------ PROVIDED DATA ------
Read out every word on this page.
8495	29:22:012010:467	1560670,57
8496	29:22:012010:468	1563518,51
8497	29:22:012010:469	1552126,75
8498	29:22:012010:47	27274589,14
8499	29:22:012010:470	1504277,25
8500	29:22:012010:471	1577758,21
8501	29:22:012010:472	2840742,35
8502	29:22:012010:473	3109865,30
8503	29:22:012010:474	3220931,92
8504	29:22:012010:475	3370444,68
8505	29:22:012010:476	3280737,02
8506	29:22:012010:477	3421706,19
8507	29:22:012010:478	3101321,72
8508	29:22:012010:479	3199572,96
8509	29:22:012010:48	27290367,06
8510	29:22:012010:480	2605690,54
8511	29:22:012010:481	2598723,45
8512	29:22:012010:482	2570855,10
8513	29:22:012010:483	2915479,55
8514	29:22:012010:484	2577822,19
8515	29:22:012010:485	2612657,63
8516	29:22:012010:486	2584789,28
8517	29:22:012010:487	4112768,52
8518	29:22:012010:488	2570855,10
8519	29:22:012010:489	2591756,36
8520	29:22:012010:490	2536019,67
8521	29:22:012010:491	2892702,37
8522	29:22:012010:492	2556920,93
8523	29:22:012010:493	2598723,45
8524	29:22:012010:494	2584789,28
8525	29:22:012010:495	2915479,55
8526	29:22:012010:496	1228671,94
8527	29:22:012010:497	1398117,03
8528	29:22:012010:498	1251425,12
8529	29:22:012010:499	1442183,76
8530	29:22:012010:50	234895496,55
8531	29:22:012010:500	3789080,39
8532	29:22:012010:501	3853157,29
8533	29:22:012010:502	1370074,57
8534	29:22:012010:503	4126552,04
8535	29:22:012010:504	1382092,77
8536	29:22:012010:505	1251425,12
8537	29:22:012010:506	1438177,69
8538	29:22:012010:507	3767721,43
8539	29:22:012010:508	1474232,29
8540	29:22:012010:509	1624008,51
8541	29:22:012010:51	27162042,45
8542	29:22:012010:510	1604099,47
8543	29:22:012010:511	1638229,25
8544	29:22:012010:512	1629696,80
------
* _TASK DETAILS_: Every line of the data above should be copied exactly.

* _ANSWER TO THE EXERCISE_:
Read out every word on this page.
8495	29:22:012010:467	1560670,57
8496	29:22:012010:468	1563518,51
8497	29:22:012010:469	1552126,75
8498	29:22:012010:47	27274589,14
8499	29:22:012010:470	1504277,25
8500	29:22:012010:471	1577758,21
8501	29:22:012010:472	2840742,35
8502	29:22:012010:473	3109865,30
8503	29:22:012010:474	3220931,92
8504	29:22:012010:475	3370444,68
8505	29:22:012010:476	3280737,02
8506	29:22:012010:477	3421706,19
8507	29:22:012010:478	3101321,72
8508	29:22:012010:479	3199572,96
8509	29:22:012010:48	27290367,06
8510	29:22:012010:480	2605690,54
8511	29:22:012010:481	2598723,45
8512	29:22:012010:482	2570855,10
8513	29:22:012010:483	2915479,55
8514	29:22:012010:484	2577822,19
8515	29:22:012010:485	2612657,63
8516	29:22:012010:486	2584789,28
8517	29:22:012010:487	4112768,52
8518	29:22:012010:488	2570855,10
8519	29:22:012010:489	2591756,36
8520	29:22:012010:490	2536019,67
8521	29:22:012010:491	2892702,37
8522	29:22:012010:492	2556920,93
8523	29:22:012010:493	2598723,45
8524	29:22:012010:494	2584789,28
8525	29:22:012010:495	2915479,55
8526	29:22:012010:496	1228671,94
8527	29:22:012010:497	1398117,03
8528	29:22:012010:498	1251425,12
8529	29:22:012010:499	1442183,76
8530	29:22:012010:50	234895496,55
8531	29:22:012010:500	3789080,39
8532	29:22:012010:501	3853157,29
8533	29:22:012010:502	1370074,57
8534	29:22:012010:503	4126552,04
8535	29:22:012010:504	1382092,77
8536	29:22:012010:505	1251425,12
8537	29:22:012010:506	1438177,69
8538	29:22:012010:507	3767721,43
8539	29:22:012010:508	1474232,29
8540	29:22:012010:509	1624008,51
8541	29:22:012010:51	27162042,45
8542	29:22:012010:510	1604099,47
8543	29:22:012010:511	1638229,25
8544	29:22:012010:512	1629696,80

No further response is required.